* **Directions for this task**
Return every line of the records below verbatim, with no pictures in the copy.

* **Information shown**
— START —

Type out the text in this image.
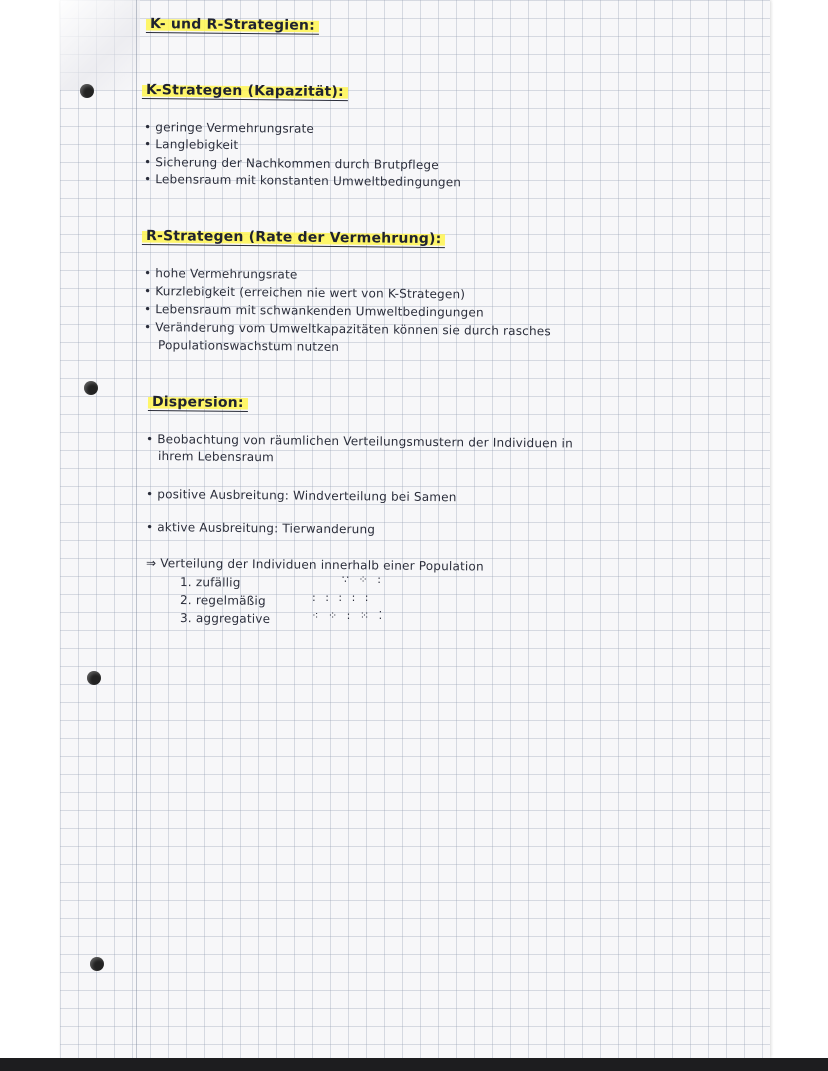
K- und R-Strategien:
K-Strategen (Kapazität):
• geringe Vermehrungsrate
• Langlebigkeit
• Sicherung der Nachkommen durch Brutpflege
• Lebensraum mit konstanten Umweltbedingungen
R-Strategen (Rate der Vermehrung):
• hohe Vermehrungsrate
• Kurzlebigkeit (erreichen nie wert von K-Strategen)
• Lebensraum mit schwankenden Umweltbedingungen
• Veränderung vom Umweltkapazitäten können sie durch rasches
Populationswachstum nutzen
Dispersion:
• Beobachtung von räumlichen Verteilungsmustern der Individuen in
ihrem Lebensraum
• positive Ausbreitung: Windverteilung bei Samen
• aktive Ausbreitung: Tierwanderung
⇒ Verteilung der Individuen innerhalb einer Population
1. zufällig
2. regelmäßig
3. aggregative
∵ ⁘ :
: : : : :
⁖ ⁘ : ⁙ ⁚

— END —

* **Task answer**
Type out the text in this image.
K- und R-Strategien:
K-Strategen (Kapazität):
• geringe Vermehrungsrate
• Langlebigkeit
• Sicherung der Nachkommen durch Brutpflege
• Lebensraum mit konstanten Umweltbedingungen
R-Strategen (Rate der Vermehrung):
• hohe Vermehrungsrate
• Kurzlebigkeit (erreichen nie wert von K-Strategen)
• Lebensraum mit schwankenden Umweltbedingungen
• Veränderung vom Umweltkapazitäten können sie durch rasches
Populationswachstum nutzen
Dispersion:
• Beobachtung von räumlichen Verteilungsmustern der Individuen in
ihrem Lebensraum
• positive Ausbreitung: Windverteilung bei Samen
• aktive Ausbreitung: Tierwanderung
⇒ Verteilung der Individuen innerhalb einer Population
1. zufällig
2. regelmäßig
3. aggregative
∵ ⁘ :
: : : : :
⁖ ⁘ : ⁙ ⁚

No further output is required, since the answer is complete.